• YOUR OBJECTIVE
In the records below, find each line with the word "капитальных" and copy it.

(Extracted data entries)
□ □ □

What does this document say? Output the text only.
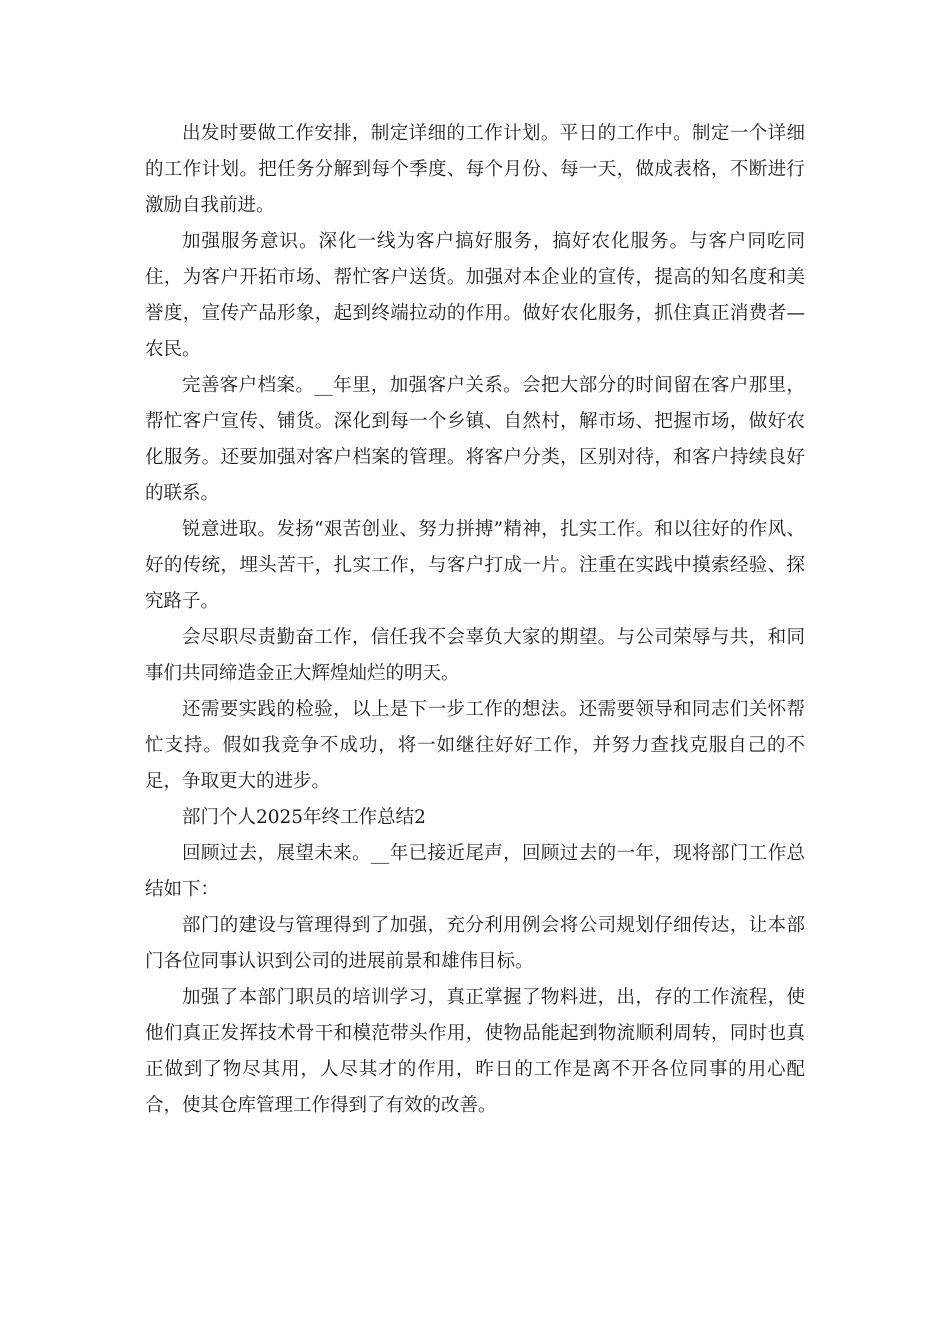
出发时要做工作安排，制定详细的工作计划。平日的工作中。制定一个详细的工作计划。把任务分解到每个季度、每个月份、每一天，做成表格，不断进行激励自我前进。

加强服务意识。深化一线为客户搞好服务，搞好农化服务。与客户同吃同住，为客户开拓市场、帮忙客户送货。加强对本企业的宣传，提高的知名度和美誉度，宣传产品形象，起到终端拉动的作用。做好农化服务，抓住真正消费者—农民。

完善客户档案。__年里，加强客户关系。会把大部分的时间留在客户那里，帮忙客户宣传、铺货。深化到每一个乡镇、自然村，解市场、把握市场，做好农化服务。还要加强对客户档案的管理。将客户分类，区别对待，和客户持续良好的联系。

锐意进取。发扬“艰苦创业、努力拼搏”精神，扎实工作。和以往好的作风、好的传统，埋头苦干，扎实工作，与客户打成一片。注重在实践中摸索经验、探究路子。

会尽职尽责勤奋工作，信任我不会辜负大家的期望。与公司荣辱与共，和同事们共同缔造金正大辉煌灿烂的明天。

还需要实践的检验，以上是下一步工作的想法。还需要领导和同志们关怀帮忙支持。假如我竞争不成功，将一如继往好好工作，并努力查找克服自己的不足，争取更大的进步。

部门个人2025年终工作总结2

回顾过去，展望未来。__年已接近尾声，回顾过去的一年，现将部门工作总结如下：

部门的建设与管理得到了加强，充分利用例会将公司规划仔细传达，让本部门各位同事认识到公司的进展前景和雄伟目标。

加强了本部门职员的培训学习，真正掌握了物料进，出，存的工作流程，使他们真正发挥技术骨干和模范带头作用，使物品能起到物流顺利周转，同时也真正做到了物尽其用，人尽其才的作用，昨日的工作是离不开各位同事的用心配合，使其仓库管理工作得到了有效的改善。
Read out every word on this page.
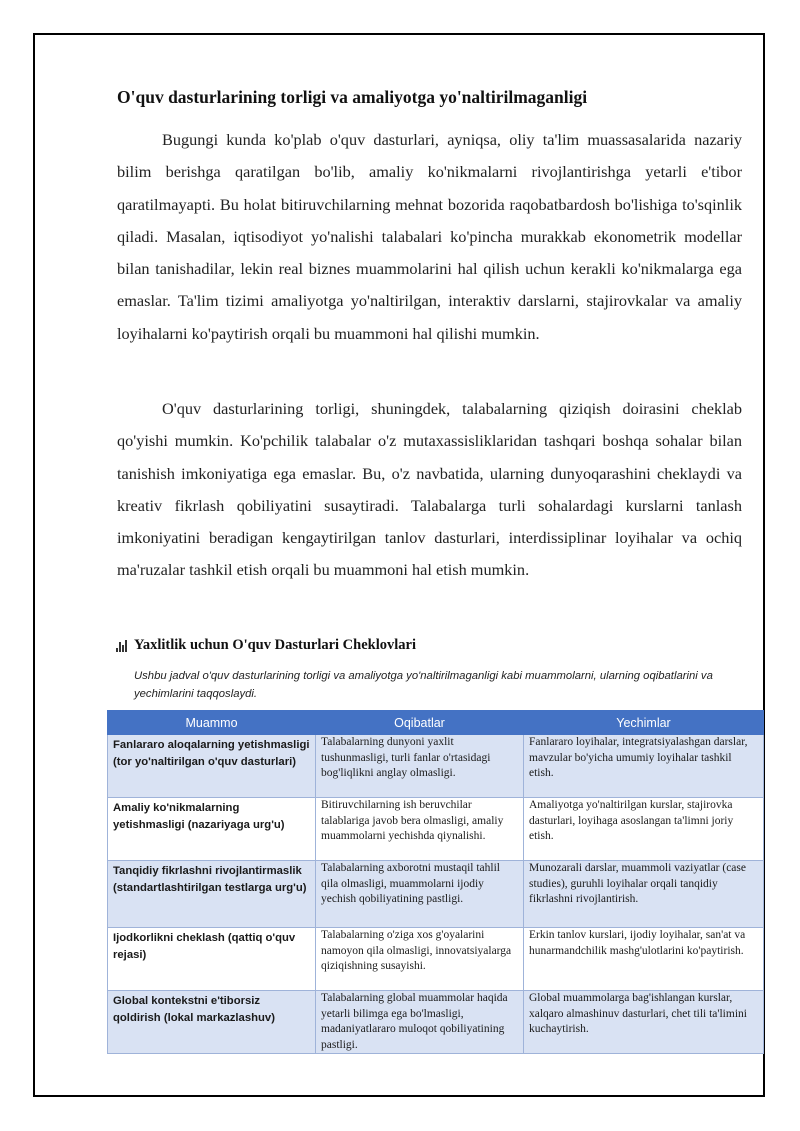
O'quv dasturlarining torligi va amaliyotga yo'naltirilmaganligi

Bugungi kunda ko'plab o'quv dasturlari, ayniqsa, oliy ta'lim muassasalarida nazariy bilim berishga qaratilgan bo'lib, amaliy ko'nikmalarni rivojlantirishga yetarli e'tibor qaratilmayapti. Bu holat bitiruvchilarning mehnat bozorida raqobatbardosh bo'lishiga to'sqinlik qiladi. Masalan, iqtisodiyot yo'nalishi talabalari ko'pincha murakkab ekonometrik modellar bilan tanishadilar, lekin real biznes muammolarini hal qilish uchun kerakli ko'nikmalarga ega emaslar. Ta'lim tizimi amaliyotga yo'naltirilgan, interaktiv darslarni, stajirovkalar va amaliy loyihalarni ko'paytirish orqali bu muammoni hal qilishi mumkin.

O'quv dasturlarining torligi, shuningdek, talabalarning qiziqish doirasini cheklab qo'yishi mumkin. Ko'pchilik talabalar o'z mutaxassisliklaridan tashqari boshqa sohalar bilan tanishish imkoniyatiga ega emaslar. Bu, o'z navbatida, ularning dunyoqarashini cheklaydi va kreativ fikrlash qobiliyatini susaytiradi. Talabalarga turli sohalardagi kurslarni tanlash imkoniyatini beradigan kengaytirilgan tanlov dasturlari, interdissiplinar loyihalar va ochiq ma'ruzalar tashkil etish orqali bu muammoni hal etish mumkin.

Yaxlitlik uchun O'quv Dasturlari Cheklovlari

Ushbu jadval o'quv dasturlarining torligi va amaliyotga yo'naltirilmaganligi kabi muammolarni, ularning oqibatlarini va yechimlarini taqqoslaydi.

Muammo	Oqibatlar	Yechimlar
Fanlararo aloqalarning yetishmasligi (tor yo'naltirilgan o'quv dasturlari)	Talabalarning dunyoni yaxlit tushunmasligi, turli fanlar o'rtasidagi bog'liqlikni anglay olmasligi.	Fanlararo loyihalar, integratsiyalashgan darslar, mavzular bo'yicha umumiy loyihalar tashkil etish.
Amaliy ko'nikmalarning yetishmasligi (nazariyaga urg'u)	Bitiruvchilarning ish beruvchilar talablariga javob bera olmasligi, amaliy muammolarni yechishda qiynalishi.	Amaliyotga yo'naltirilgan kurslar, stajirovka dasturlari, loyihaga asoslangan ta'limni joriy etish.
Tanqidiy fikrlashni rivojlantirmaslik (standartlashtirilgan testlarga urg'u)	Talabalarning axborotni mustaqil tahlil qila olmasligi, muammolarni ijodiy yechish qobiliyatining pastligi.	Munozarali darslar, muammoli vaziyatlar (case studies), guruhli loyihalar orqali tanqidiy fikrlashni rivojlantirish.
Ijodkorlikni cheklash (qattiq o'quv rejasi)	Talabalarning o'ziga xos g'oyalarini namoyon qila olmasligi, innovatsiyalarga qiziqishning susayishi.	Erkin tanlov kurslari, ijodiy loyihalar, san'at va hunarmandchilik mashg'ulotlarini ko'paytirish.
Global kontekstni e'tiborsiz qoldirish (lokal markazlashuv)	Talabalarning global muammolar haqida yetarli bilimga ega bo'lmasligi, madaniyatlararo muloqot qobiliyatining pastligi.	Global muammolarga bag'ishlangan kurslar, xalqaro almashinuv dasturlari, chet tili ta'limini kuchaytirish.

□ □ □

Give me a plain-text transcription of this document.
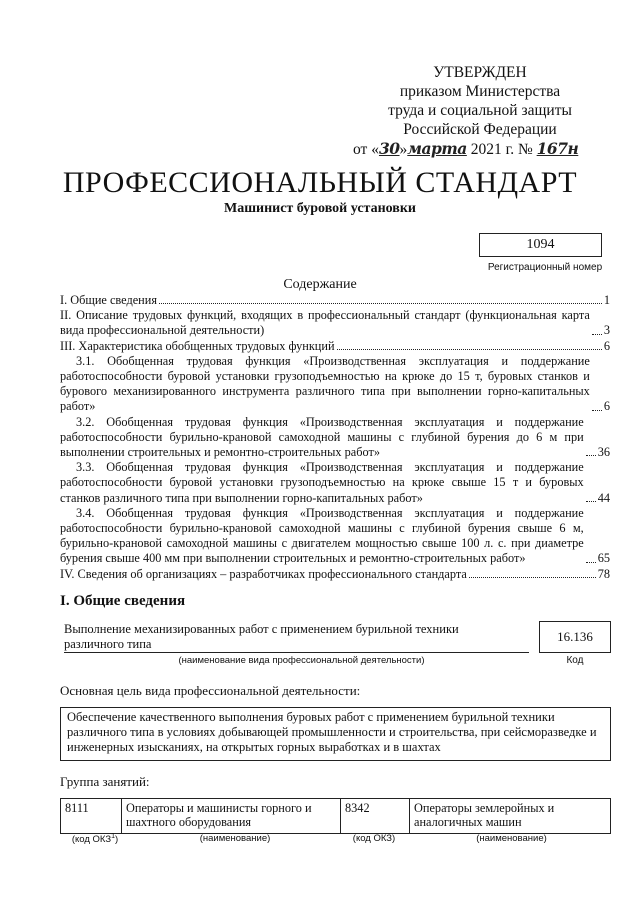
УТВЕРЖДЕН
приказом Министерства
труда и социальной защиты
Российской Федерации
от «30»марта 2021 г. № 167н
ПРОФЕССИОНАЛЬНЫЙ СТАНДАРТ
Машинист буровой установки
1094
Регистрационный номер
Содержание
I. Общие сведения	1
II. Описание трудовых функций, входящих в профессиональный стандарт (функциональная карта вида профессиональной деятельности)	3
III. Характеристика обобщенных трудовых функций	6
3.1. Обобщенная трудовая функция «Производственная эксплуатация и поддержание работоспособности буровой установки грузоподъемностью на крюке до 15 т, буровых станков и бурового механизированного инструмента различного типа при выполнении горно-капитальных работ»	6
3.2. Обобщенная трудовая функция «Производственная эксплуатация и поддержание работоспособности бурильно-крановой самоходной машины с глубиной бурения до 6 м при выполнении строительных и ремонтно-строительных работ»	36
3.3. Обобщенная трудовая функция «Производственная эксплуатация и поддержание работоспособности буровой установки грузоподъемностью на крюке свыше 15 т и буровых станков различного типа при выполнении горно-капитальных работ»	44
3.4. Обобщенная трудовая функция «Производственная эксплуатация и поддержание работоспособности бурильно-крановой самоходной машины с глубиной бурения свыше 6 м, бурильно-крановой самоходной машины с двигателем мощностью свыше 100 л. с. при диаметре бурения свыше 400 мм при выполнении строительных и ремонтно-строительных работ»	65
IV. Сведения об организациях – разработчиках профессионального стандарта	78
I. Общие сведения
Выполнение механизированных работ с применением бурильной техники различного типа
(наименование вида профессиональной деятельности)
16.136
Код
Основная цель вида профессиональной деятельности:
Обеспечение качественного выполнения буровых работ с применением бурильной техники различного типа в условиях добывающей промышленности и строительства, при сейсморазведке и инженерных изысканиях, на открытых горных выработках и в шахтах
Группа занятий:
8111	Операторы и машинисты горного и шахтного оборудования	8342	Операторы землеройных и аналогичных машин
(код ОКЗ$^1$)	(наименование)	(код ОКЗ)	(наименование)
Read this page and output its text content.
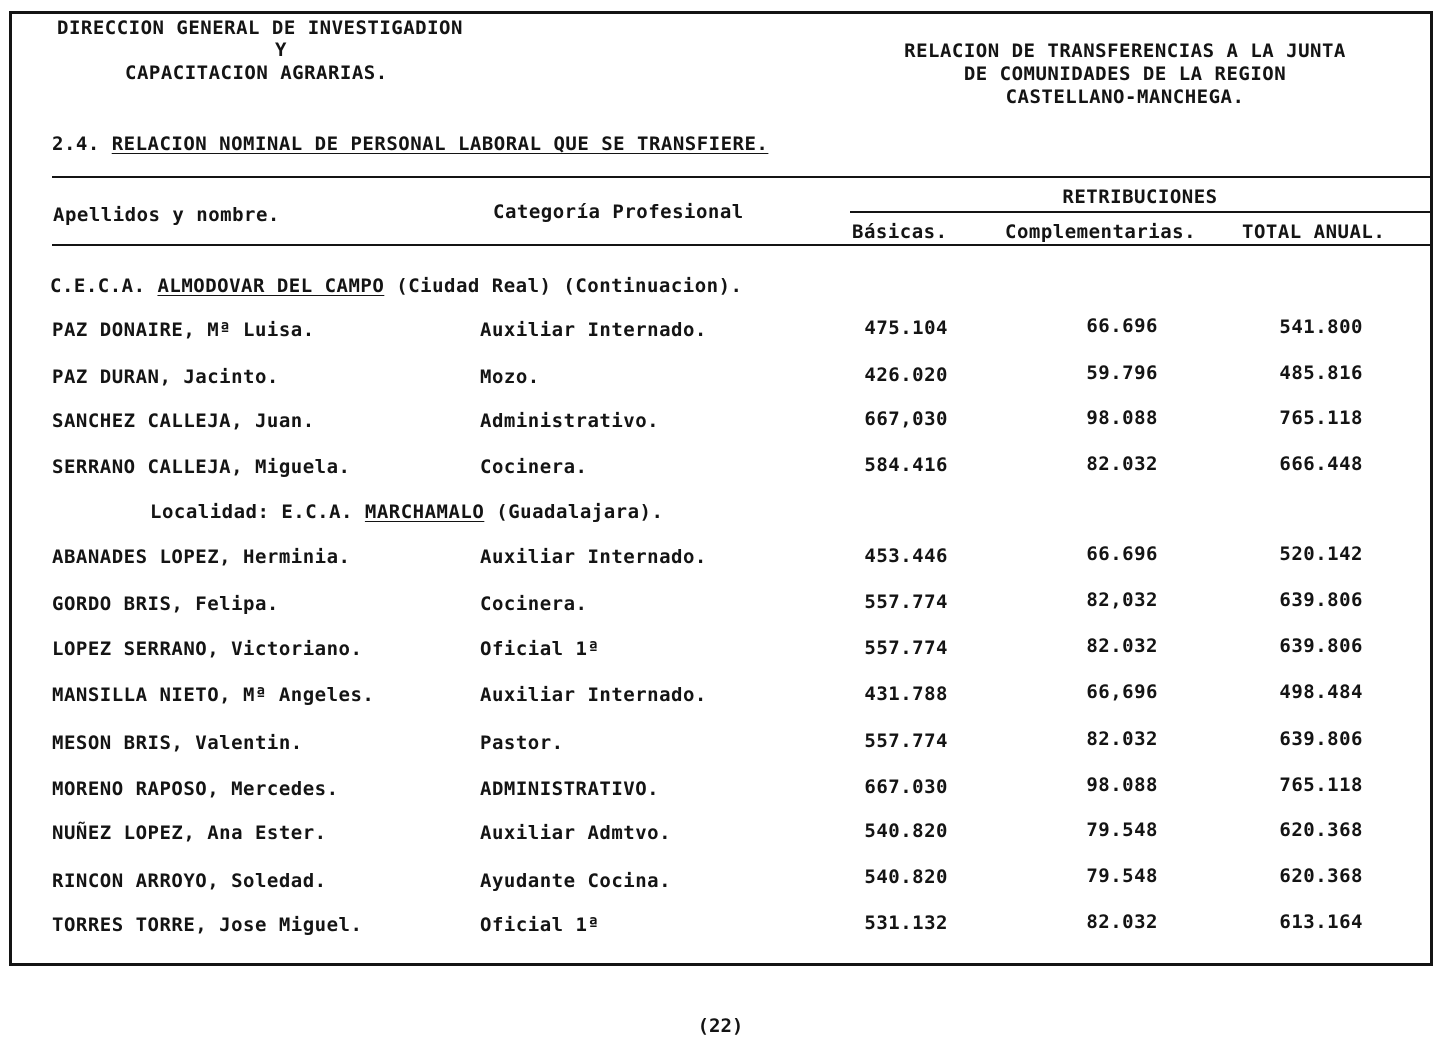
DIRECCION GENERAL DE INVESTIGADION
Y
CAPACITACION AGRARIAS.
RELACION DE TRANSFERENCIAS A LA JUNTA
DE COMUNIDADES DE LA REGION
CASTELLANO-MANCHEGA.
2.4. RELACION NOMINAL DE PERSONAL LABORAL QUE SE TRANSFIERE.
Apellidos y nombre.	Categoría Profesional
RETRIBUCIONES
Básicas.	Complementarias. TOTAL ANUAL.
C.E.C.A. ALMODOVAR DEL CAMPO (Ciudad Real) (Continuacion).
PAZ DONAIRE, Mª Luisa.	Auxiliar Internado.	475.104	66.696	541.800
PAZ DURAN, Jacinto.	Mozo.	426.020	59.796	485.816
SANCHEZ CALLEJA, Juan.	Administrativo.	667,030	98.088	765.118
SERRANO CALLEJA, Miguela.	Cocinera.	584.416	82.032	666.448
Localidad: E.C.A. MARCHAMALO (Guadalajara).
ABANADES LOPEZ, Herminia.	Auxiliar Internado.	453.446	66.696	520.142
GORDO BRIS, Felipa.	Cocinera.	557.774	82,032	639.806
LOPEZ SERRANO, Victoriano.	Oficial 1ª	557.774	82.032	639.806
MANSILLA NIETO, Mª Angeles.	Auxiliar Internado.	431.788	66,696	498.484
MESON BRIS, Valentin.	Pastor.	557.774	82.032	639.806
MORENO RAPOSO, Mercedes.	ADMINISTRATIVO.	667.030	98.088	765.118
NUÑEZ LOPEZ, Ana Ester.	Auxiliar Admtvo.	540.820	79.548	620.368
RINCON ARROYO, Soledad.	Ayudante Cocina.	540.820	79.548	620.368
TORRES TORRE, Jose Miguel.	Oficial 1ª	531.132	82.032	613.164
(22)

□ □ □

• FULL RESPONSE
3.1. Обобщенная трудовая функция «Производственная эксплуатация и поддержание работоспособности буровой установки грузоподъемностью на крюке до 15 т, буровых станков и бурового механизированного инструмента различного типа при выполнении горно-капитальных работ»	6
3.3. Обобщенная трудовая функция «Производственная эксплуатация и поддержание работоспособности буровой установки грузоподъемностью на крюке свыше 15 т и буровых станков различного типа при выполнении горно-капитальных работ»	44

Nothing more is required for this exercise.